>> begin
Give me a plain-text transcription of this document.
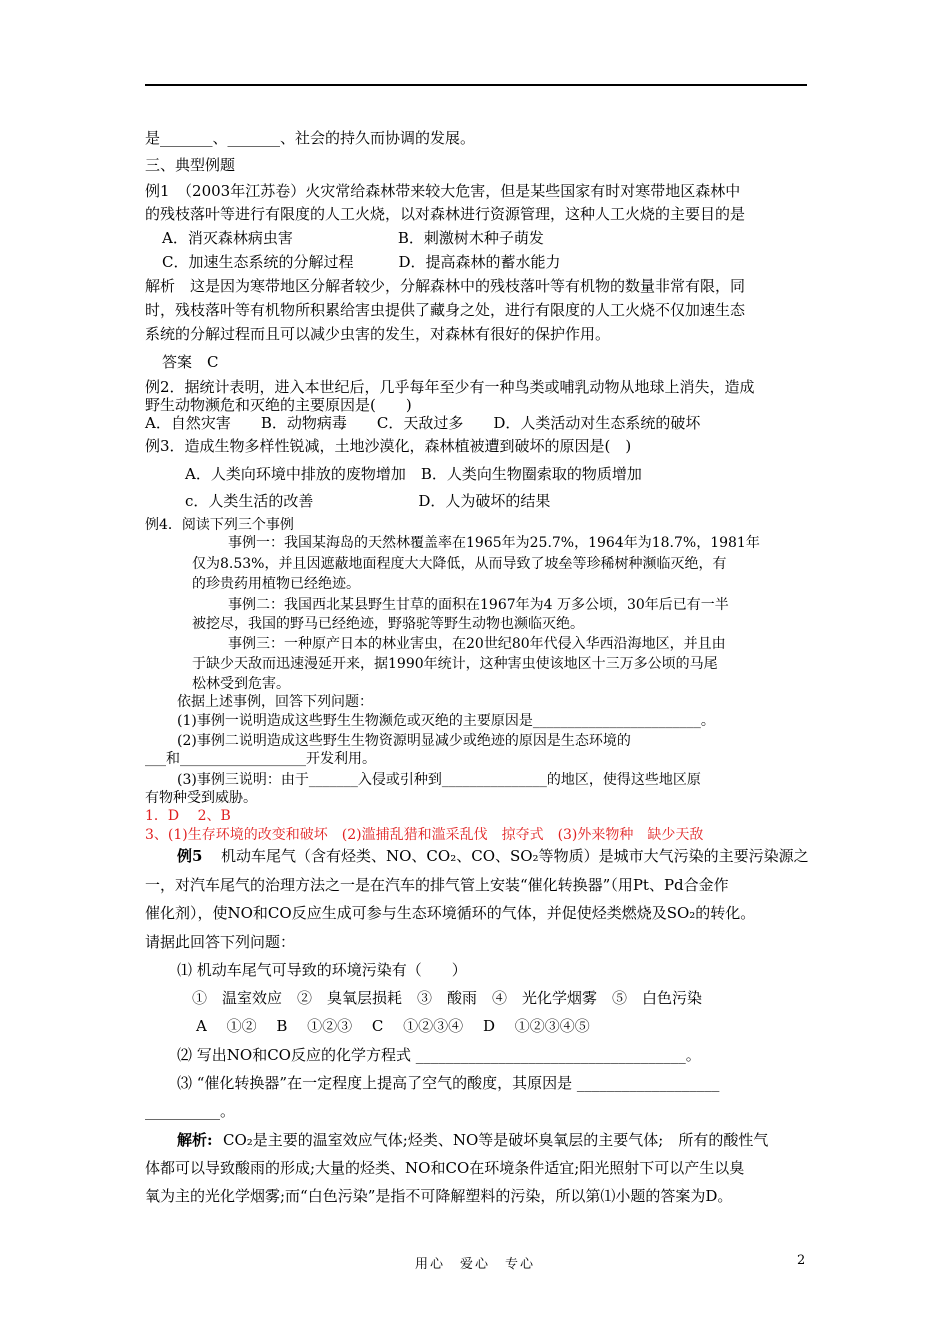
是_______、_______、社会的持久而协调的发展。
三、典型例题
例1　（2003年江苏卷）火灾常给森林带来较大危害，但是某些国家有时对寒带地区森林中
的残枝落叶等进行有限度的人工火烧，以对森林进行资源管理，这种人工火烧的主要目的是
A．消灭森林病虫害　　　　　　　B．刺激树木种子萌发
C．加速生态系统的分解过程　　　D．提高森林的蓄水能力
解析　这是因为寒带地区分解者较少，分解森林中的残枝落叶等有机物的数量非常有限，同
时，残枝落叶等有机物所积累给害虫提供了藏身之处，进行有限度的人工火烧不仅加速生态
系统的分解过程而且可以减少虫害的发生，对森林有很好的保护作用。
答案　C
例2．据统计表明，进入本世纪后，几乎每年至少有一种鸟类或哺乳动物从地球上消失，造成
野生动物濒危和灭绝的主要原因是(　　)
A．自然灾害　　B．动物病毒　　C．天敌过多　　D．人类活动对生态系统的破坏
例3．造成生物多样性锐减，土地沙漠化，森林植被遭到破坏的原因是(　)
A．人类向环境中排放的废物增加　B．人类向生物圈索取的物质增加
c．人类生活的改善　　　　　　　D．人为破坏的结果
例4．阅读下列三个事例
事例一：我国某海岛的天然林覆盖率在1965年为25.7%，1964年为18.7%，1981年
仅为8.53%，并且因遮蔽地面程度大大降低，从而导致了坡垒等珍稀树种濒临灭绝，有
的珍贵药用植物已经绝迹。
事例二：我国西北某县野生甘草的面积在1967年为4 万多公顷，30年后已有一半
被挖尽，我国的野马已经绝迹，野骆驼等野生动物也濒临灭绝。
事例三：一种原产日本的林业害虫，在20世纪80年代侵入华西沿海地区，并且由
于缺少天敌而迅速漫延开来，据1990年统计，这种害虫使该地区十三万多公顷的马尾
松林受到危害。
依据上述事例，回答下列问题：
(1)事例一说明造成这些野生生物濒危或灭绝的主要原因是________________________。
(2)事例二说明造成这些野生生物资源明显减少或绝迹的原因是生态环境的
___和__________________开发利用。
(3)事例三说明：由于_______入侵或引种到_______________的地区，使得这些地区原
有物种受到威胁。
1．D　 2、B
3、(1)生存环境的改变和破坏　(2)滥捕乱猎和滥采乱伐　掠夺式　(3)外来物种　缺少天敌
例5 机动车尾气（含有烃类、NO、CO₂、CO、SO₂等物质）是城市大气污染的主要污染源之
一，对汽车尾气的治理方法之一是在汽车的排气管上安装“催化转换器”（用Pt、Pd合金作
催化剂），使NO和CO反应生成可参与生态环境循环的气体，并促使烃类燃烧及SO₂的转化。
请据此回答下列问题：
⑴ 机动车尾气可导致的环境污染有（　　）
①　温室效应　②　臭氧层损耗　③　酸雨　④　光化学烟雾　⑤　白色污染
A　 ①②　 B　 ①②③　 C　 ①②③④　 D　 ①②③④⑤
⑵ 写出NO和CO反应的化学方程式 ____________________________________。
⑶ “催化转换器”在一定程度上提高了空气的酸度，其原因是 ___________________
__________。
解析: CO₂是主要的温室效应气体;烃类、NO等是破坏臭氧层的主要气体;　所有的酸性气
体都可以导致酸雨的形成;大量的烃类、NO和CO在环境条件适宜;阳光照射下可以产生以臭
氧为主的光化学烟雾;而“白色污染”是指不可降解塑料的污染，所以第⑴小题的答案为D。
用心　爱心　专心	2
>> end
_Objective:_ Check all the records above and select each line where the string "白色污染" is found.

_Answer to this exercise:_
①　温室效应　②　臭氧层损耗　③　酸雨　④　光化学烟雾　⑤　白色污染
氧为主的光化学烟雾;而“白色污染”是指不可降解塑料的污染，所以第⑴小题的答案为D。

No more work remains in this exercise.